(Material for the task):
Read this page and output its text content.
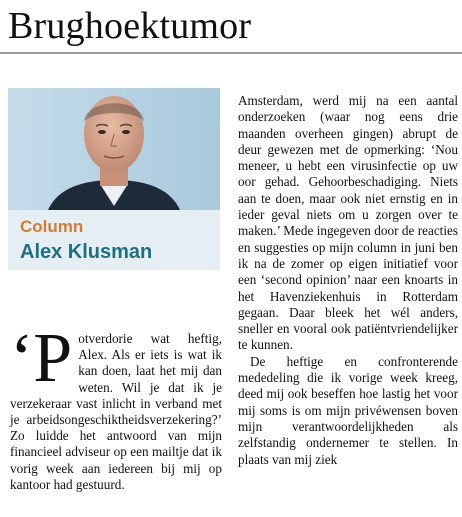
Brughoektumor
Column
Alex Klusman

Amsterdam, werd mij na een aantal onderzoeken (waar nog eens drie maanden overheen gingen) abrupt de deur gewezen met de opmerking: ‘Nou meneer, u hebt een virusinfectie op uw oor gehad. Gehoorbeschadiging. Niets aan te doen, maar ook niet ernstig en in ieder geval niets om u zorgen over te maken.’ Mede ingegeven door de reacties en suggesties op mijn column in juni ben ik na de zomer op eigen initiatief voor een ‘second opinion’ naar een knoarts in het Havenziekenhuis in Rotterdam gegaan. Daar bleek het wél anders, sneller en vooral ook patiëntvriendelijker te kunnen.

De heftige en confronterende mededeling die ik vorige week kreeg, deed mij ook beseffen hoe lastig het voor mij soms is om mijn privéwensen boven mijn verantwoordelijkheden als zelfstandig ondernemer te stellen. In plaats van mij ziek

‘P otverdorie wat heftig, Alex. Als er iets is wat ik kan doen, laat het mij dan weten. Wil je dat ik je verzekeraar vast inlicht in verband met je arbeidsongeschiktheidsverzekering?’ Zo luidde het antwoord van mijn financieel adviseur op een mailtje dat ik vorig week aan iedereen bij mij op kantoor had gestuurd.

...

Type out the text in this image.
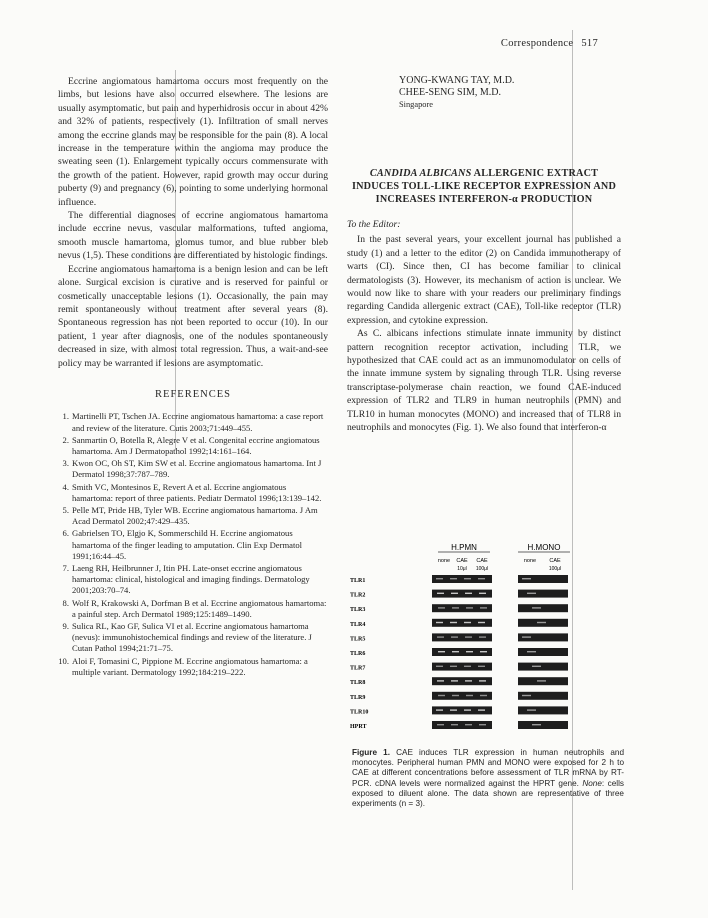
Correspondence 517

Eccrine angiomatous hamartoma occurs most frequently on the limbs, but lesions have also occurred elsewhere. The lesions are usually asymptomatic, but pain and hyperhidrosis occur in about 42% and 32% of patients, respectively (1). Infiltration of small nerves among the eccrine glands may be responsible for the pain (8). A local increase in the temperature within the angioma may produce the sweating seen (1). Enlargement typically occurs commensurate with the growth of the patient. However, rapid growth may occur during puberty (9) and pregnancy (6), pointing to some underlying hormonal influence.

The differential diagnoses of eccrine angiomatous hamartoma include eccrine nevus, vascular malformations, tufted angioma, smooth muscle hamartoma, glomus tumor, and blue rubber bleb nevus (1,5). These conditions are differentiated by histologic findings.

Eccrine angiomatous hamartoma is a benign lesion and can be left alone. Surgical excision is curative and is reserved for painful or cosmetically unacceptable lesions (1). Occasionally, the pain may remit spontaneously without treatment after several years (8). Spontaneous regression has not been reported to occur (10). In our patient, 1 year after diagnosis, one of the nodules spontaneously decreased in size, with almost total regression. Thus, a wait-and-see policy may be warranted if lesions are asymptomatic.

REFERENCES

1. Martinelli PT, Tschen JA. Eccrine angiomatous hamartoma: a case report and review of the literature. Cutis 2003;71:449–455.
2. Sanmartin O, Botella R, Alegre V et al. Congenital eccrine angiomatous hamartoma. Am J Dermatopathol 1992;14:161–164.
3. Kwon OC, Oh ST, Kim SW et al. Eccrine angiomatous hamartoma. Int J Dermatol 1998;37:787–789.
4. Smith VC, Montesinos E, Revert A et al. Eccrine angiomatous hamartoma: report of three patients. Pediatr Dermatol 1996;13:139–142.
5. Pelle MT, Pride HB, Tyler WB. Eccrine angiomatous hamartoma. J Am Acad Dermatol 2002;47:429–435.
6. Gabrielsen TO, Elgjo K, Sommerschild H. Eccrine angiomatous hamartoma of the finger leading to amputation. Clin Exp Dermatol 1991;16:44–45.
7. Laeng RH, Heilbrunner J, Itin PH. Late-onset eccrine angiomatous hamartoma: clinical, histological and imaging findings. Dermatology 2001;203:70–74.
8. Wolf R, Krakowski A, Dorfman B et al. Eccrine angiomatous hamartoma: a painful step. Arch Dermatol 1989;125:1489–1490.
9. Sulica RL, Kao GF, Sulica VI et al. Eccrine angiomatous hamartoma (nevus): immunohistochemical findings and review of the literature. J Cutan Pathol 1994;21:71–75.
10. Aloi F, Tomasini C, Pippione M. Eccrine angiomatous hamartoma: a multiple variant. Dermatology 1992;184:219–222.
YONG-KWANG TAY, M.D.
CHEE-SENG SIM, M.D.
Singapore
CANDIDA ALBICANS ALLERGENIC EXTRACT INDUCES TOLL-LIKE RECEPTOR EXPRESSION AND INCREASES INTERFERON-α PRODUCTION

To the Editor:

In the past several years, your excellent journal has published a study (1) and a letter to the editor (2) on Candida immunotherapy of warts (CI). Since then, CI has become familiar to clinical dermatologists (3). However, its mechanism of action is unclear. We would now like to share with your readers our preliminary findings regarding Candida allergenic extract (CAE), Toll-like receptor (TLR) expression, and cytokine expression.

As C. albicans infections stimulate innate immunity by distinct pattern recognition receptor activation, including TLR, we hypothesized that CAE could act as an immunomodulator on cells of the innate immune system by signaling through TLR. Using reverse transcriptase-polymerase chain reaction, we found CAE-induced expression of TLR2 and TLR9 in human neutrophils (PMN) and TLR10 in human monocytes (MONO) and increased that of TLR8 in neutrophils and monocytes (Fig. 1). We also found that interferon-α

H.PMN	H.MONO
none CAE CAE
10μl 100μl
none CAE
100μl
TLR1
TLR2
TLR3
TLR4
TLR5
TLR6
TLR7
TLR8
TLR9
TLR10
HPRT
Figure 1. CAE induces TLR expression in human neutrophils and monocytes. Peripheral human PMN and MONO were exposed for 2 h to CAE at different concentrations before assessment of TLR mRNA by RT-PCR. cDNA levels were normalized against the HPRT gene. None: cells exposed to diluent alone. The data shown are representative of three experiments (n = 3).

(Instructions for the task):
Copy out every line of the listing that contains the string "clinical".

(Task result):
7. Laeng RH, Heilbrunner J, Itin PH. Late-onset eccrine angiomatous hamartoma: clinical, histological and imaging findings. Dermatology 2001;203:70–74.
In the past several years, your excellent journal has published a study (1) and a letter to the editor (2) on Candida immunotherapy of warts (CI). Since then, CI has become familiar to clinical dermatologists (3). However, its mechanism of action is unclear. We would now like to share with your readers our preliminary findings regarding Candida allergenic extract (CAE), Toll-like receptor (TLR) expression, and cytokine expression.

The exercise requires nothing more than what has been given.